■ **REQUIREMENT 1**: According to the tentative ruling, on what date did the plaintiff file the first amended complaint?
■ **REQUIREMENT 2**: Based on the tentative ruling, mark each statement yes or no and quote the words that decide it: (a) The plaintiff began the action on November 15, 2021. (b) The first amended complaint alleges several causes of action. (c) The hearing date is August 5, 2022.

■ **TEXT PROVIDED**:

____________

Judge: John J. Kralik, Case: 21BBCV00979, Date: 2022-08-05 Tentative Ruling

Case Number: 21BBCV00979    Hearing Date: August 5, 2022    Dept: NCB

 

Superior Court of California

County of Los Angeles

North Central District

Department B

 

 

eduardo vallejo,

 

                        Plaintiff,

            v.

 

select portfolio servicing, inc.,

 

                        Defendant.

 

Case No.: 21BBCV00979

 

  Hearing Date:  August 5, 2022

 

 [TENTATIVE] order RE:

Demurrer

 

BACKGROUND

A.    Allegations

Plaintiff Eduardo Vallejo (“Plaintiff”) commenced this action against Defendant Select Portfolio Servicing, Inc. (“Defendant”) on November 15, 2021.  Plaintiff filed the first amended complaint (“FAC”) on April 4, 2022, alleging a single cause of action for violation of the Rosenthal Fair Debt Collection Practices Act (“the Act”).

____________

■ **DATA SECTION**:
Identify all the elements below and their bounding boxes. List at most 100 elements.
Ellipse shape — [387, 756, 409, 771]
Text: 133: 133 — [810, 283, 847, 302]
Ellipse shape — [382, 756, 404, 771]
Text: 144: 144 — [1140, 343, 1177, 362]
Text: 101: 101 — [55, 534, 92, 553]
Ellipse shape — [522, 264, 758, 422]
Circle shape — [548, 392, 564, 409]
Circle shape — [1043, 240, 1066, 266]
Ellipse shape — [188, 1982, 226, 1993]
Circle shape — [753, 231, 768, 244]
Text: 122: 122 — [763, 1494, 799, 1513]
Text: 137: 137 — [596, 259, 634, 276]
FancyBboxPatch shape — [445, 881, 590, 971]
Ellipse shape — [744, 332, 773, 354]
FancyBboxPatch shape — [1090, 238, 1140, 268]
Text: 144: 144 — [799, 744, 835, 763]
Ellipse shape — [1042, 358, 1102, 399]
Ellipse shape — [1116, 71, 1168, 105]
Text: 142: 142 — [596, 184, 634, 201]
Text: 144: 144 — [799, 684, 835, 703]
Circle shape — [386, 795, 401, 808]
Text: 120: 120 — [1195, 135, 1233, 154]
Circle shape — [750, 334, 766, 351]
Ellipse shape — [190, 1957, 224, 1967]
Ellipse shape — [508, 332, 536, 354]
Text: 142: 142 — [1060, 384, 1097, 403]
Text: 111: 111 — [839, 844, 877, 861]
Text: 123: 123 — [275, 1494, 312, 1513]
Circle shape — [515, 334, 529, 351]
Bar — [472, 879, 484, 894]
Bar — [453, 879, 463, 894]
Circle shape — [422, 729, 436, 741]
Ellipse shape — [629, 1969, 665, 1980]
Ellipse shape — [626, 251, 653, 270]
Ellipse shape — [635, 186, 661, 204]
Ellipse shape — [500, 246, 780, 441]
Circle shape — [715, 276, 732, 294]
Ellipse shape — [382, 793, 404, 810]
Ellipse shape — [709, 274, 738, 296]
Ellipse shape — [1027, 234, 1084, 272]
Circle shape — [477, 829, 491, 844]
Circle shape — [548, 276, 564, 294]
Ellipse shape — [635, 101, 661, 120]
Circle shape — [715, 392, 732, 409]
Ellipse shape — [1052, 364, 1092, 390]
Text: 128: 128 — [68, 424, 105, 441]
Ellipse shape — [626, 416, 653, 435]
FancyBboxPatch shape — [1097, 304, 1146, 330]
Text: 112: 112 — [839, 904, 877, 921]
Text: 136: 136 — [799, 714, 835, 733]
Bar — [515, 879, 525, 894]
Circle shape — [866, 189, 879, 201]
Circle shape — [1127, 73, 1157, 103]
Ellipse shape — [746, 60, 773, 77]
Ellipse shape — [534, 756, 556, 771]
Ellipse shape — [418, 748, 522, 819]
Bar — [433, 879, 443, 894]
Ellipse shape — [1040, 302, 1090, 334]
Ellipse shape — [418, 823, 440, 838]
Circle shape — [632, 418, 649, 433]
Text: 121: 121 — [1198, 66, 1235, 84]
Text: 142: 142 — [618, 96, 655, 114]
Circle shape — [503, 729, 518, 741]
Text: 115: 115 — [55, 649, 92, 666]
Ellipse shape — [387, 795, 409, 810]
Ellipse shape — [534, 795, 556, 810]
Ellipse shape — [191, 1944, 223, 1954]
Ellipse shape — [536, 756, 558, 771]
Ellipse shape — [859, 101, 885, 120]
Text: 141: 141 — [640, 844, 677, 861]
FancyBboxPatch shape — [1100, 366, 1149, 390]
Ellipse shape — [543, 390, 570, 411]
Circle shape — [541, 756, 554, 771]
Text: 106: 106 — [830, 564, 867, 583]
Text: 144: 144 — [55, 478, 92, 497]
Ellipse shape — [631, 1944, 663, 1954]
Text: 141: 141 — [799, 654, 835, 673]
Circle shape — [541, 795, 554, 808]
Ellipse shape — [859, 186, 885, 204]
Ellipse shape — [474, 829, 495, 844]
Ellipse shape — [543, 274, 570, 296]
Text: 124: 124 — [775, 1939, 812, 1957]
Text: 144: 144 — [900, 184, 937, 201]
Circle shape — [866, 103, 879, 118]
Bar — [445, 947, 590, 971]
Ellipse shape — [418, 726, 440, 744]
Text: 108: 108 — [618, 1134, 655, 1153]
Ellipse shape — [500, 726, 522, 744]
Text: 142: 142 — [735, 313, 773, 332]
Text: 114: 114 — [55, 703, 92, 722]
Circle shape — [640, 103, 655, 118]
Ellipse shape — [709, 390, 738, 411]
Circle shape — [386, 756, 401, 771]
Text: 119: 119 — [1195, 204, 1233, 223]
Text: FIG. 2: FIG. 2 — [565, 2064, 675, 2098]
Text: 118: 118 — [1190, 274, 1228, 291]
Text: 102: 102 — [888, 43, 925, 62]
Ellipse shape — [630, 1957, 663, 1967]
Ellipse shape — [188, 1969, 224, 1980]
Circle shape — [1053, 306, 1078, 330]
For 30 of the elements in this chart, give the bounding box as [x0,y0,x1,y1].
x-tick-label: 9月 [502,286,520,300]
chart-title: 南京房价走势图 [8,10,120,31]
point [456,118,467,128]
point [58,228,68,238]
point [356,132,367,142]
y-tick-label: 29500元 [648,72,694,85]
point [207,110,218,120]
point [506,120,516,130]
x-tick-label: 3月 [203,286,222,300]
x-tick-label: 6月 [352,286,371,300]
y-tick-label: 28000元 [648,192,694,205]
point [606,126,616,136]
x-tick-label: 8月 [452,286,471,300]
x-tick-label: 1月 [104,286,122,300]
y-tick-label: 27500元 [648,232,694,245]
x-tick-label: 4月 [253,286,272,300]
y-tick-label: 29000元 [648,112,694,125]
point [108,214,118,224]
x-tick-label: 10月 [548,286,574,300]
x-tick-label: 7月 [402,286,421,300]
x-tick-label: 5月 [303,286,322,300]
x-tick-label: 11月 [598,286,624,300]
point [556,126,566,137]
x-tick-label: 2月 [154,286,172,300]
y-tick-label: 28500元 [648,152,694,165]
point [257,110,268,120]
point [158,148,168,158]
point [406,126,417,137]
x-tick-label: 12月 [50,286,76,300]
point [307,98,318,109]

____________

■ **PROBLEM SOLUTION 1**: April 4, 2022

■ **PROBLEM SOLUTION 2**:
(a) Yes: "commenced this action against Defendant Select Portfolio Servicing, Inc. (“Defendant”) on November 15, 2021"
(b) No: "alleging a single cause of action"
(c) Yes: "Hearing Date: August 5, 2022"